### What the exercise asks:
Count every line that holds the string "title", and report the number alone.

### Items:
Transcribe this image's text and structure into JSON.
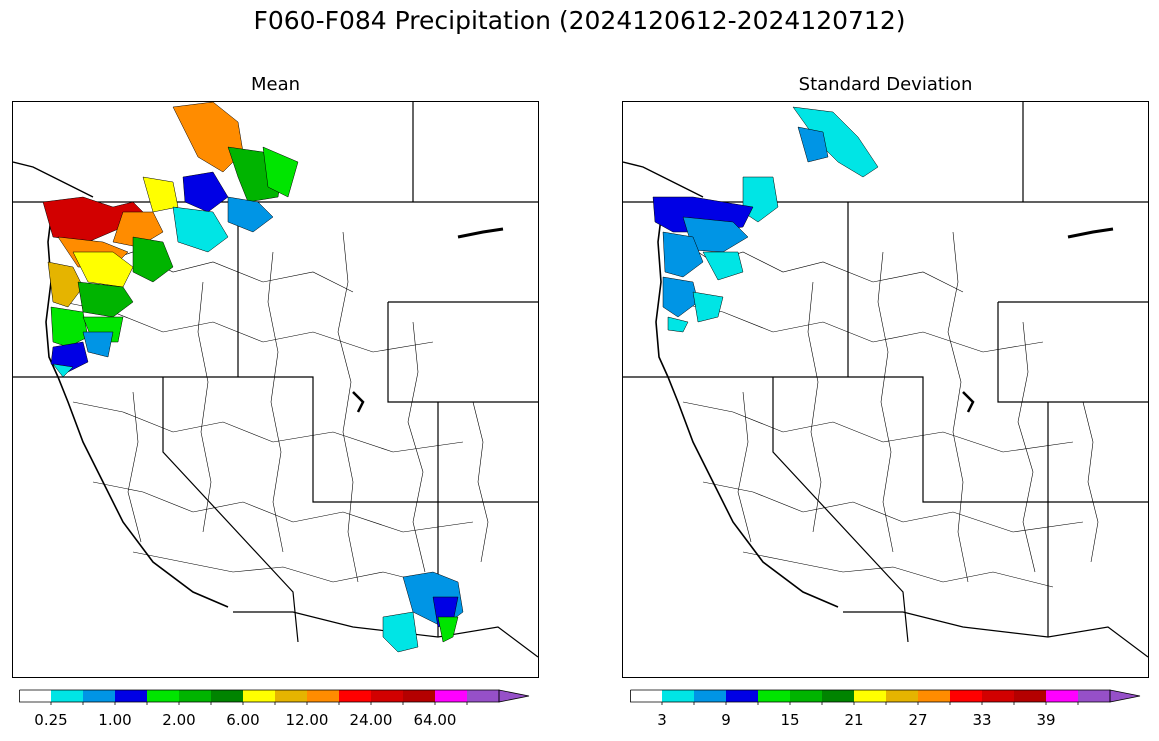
{
  "title": "F060-F084 Precipitation (2024120612-2024120712)",
  "panels": {
    "mean": {
      "title": "Mean"
    },
    "std": {
      "title": "Standard Deviation"
    }
  },
  "colormap": {
    "colors": [
      "#ffffff",
      "#00e5e5",
      "#0095e5",
      "#0000e5",
      "#00e500",
      "#00b400",
      "#008400",
      "#ffff00",
      "#e5b400",
      "#ff8c00",
      "#ff0000",
      "#d20000",
      "#b40000",
      "#ff00ff",
      "#9650c8"
    ],
    "extend": "max"
  },
  "colorbars": {
    "mean": {
      "tick_labels": [
        "0.25",
        "1.00",
        "2.00",
        "6.00",
        "12.00",
        "24.00",
        "64.00"
      ]
    },
    "std": {
      "tick_labels": [
        "3",
        "9",
        "15",
        "21",
        "27",
        "33",
        "39"
      ]
    }
  }
}
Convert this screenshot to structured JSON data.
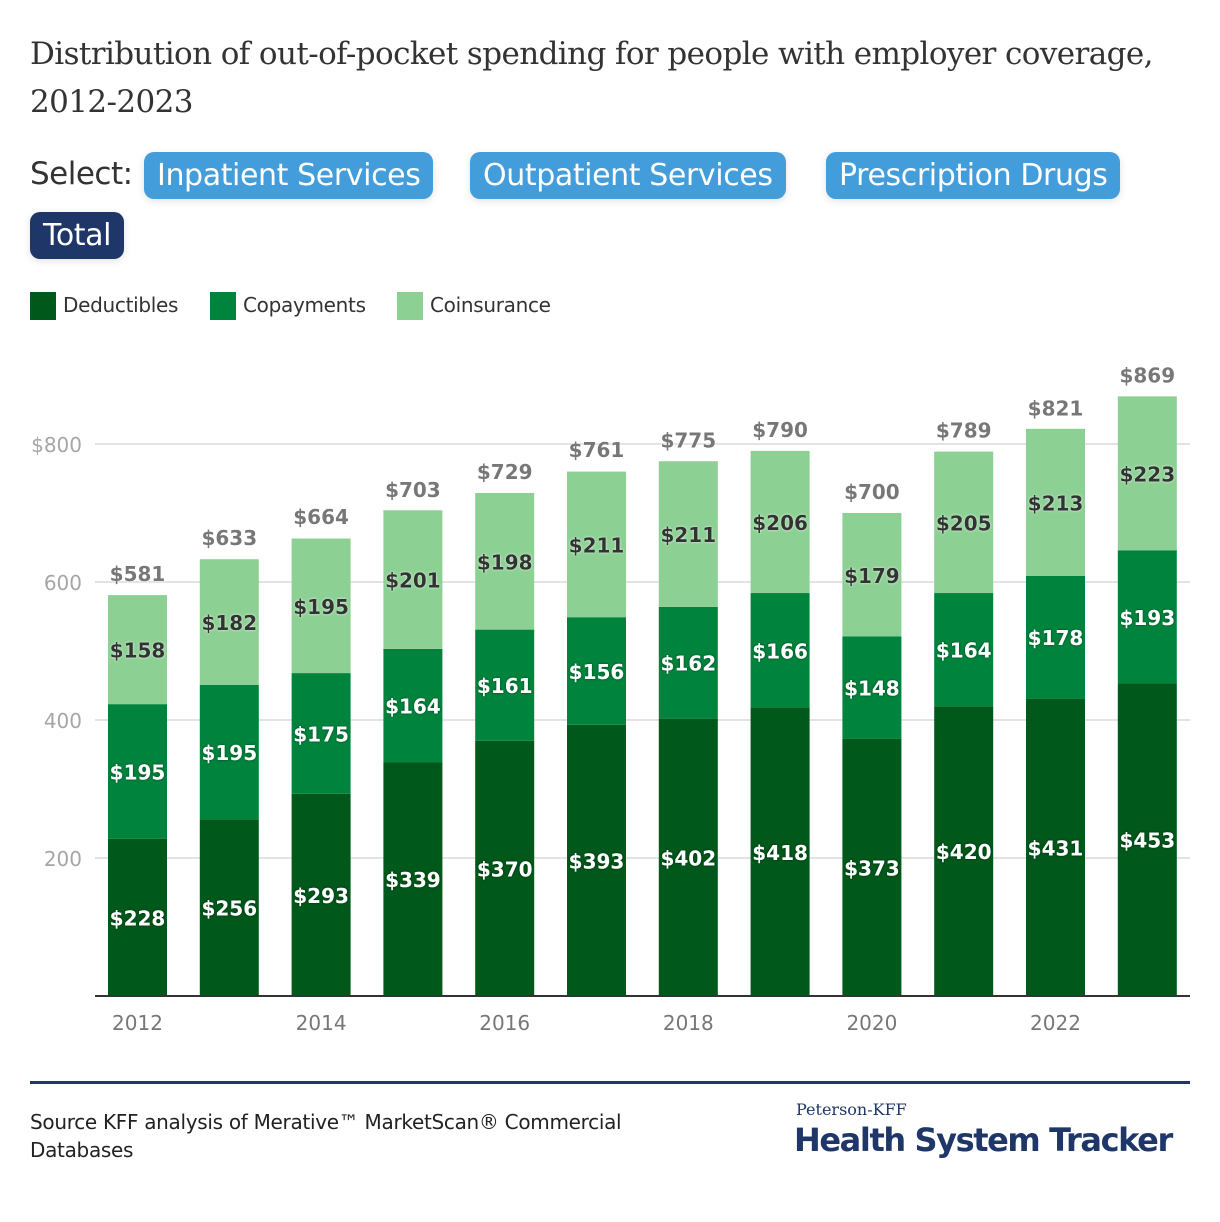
{
  "header": {
    "title": "Distribution of out-of-pocket spending for people with employer coverage, 2012-2023"
  },
  "selector": {
    "label": "Select:",
    "options": [
      {
        "label": "Inpatient Services",
        "active": false
      },
      {
        "label": "Outpatient Services",
        "active": false
      },
      {
        "label": "Prescription Drugs",
        "active": false
      },
      {
        "label": "Total",
        "active": true
      }
    ]
  },
  "colors": {
    "deductibles": "#00581a",
    "copayments": "#00843d",
    "coinsurance": "#8cd094",
    "button": "#439ddb",
    "button_active": "#1f3668",
    "brand": "#1f3668"
  },
  "chart_data": {
    "type": "bar",
    "stacked": true,
    "title": "Distribution of out-of-pocket spending for people with employer coverage, 2012-2023",
    "xlabel": "",
    "ylabel": "",
    "categories": [
      "2012",
      "2013",
      "2014",
      "2015",
      "2016",
      "2017",
      "2018",
      "2019",
      "2020",
      "2021",
      "2022",
      "2023"
    ],
    "x_tick_labels": [
      "2012",
      "",
      "2014",
      "",
      "2016",
      "",
      "2018",
      "",
      "2020",
      "",
      "2022",
      ""
    ],
    "series": [
      {
        "name": "Deductibles",
        "color": "#00581a",
        "values": [
          228,
          256,
          293,
          339,
          370,
          393,
          402,
          418,
          373,
          420,
          431,
          453
        ]
      },
      {
        "name": "Copayments",
        "color": "#00843d",
        "values": [
          195,
          195,
          175,
          164,
          161,
          156,
          162,
          166,
          148,
          164,
          178,
          193
        ]
      },
      {
        "name": "Coinsurance",
        "color": "#8cd094",
        "values": [
          158,
          182,
          195,
          201,
          198,
          211,
          211,
          206,
          179,
          205,
          213,
          223
        ]
      }
    ],
    "totals": [
      581,
      633,
      664,
      703,
      729,
      761,
      775,
      790,
      700,
      789,
      821,
      869
    ],
    "ylim": [
      0,
      869
    ],
    "y_ticks": [
      200,
      400,
      600,
      800
    ],
    "y_tick_labels": [
      "200",
      "400",
      "600",
      "$800"
    ],
    "value_prefix": "$",
    "grid": true,
    "legend": "top-left"
  },
  "footer": {
    "source": "Source KFF analysis of Merative™ MarketScan® Commercial Databases",
    "brand_top": "Peterson-KFF",
    "brand_main": "Health System Tracker"
  }
}
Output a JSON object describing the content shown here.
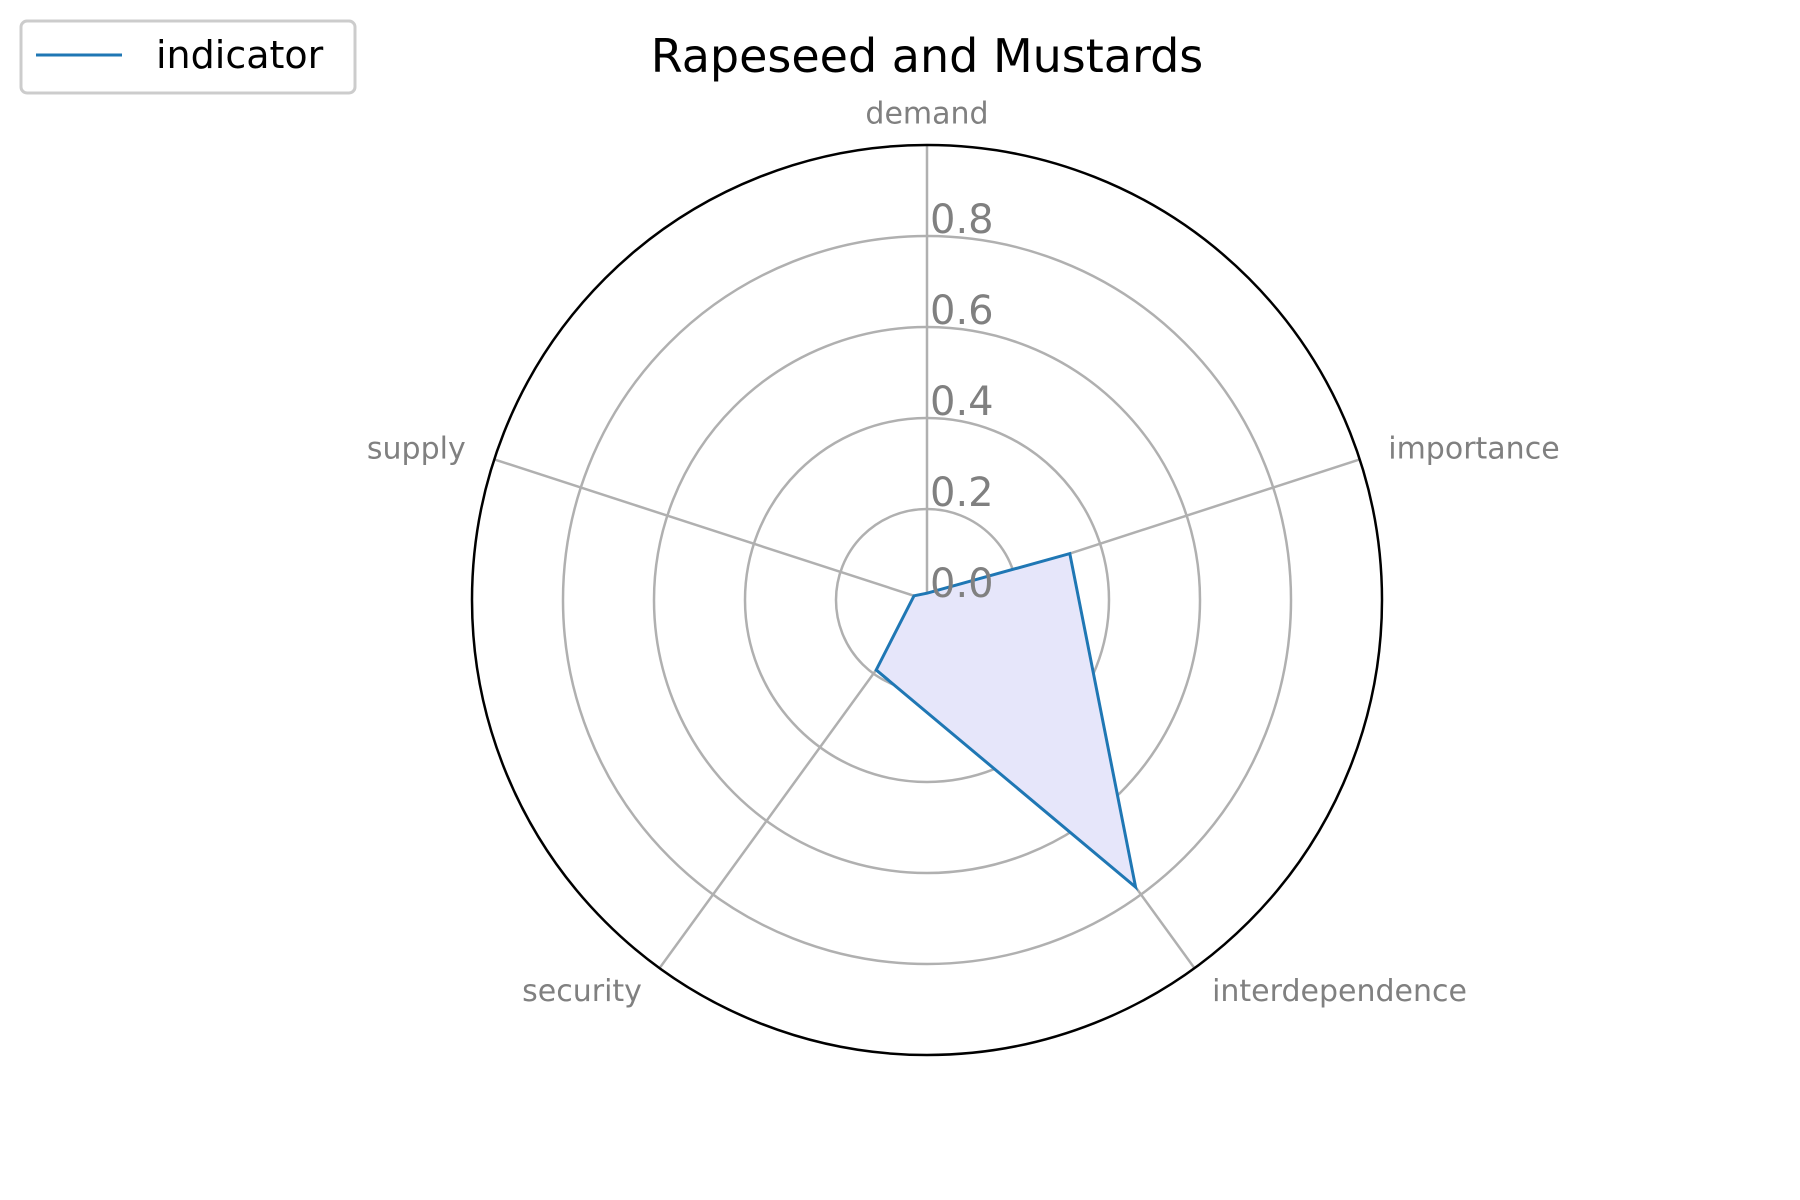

### Right answer:
5